- WRITTEN INSTRUCTION:
Copy the listing word for word, from its first line up to and including the line that contains "635, 814, 663]".

#####

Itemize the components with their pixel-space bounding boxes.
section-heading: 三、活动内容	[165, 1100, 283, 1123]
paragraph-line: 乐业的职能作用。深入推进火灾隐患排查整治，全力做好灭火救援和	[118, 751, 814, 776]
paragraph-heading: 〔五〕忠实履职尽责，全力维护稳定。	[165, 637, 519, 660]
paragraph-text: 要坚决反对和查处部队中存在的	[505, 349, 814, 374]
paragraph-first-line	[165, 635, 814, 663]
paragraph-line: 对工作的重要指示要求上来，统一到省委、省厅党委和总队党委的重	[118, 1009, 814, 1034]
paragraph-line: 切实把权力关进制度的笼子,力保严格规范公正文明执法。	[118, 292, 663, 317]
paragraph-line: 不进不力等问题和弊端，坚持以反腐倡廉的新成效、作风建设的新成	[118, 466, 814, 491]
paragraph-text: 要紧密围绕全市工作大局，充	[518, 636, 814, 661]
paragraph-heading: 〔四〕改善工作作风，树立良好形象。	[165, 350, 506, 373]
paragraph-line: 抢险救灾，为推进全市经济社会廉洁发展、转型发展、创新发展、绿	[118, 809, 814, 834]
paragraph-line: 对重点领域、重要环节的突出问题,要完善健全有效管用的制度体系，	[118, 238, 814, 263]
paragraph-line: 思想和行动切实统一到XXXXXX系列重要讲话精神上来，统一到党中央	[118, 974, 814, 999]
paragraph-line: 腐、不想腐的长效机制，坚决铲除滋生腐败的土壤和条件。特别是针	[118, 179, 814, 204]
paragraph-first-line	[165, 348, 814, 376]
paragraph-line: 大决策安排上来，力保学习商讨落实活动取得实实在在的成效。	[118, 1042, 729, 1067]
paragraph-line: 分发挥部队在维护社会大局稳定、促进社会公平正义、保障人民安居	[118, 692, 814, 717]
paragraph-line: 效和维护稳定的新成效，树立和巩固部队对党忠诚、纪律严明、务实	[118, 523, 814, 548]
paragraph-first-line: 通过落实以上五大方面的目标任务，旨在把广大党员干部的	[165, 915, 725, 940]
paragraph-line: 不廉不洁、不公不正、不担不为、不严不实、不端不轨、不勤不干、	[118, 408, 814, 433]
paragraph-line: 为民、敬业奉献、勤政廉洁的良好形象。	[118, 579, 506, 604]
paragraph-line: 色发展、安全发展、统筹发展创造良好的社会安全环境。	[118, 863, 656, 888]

#####

- IN RESPONSE:
Itemize the components with their pixel-space bounding boxes.
section-heading: 三、活动内容	[165, 1100, 283, 1123]
paragraph-line: 乐业的职能作用。深入推进火灾隐患排查整治，全力做好灭火救援和	[118, 751, 814, 776]
paragraph-heading: 〔五〕忠实履职尽责，全力维护稳定。	[165, 637, 519, 660]
paragraph-text: 要坚决反对和查处部队中存在的	[505, 349, 814, 374]
paragraph-first-line	[165, 635, 814, 663]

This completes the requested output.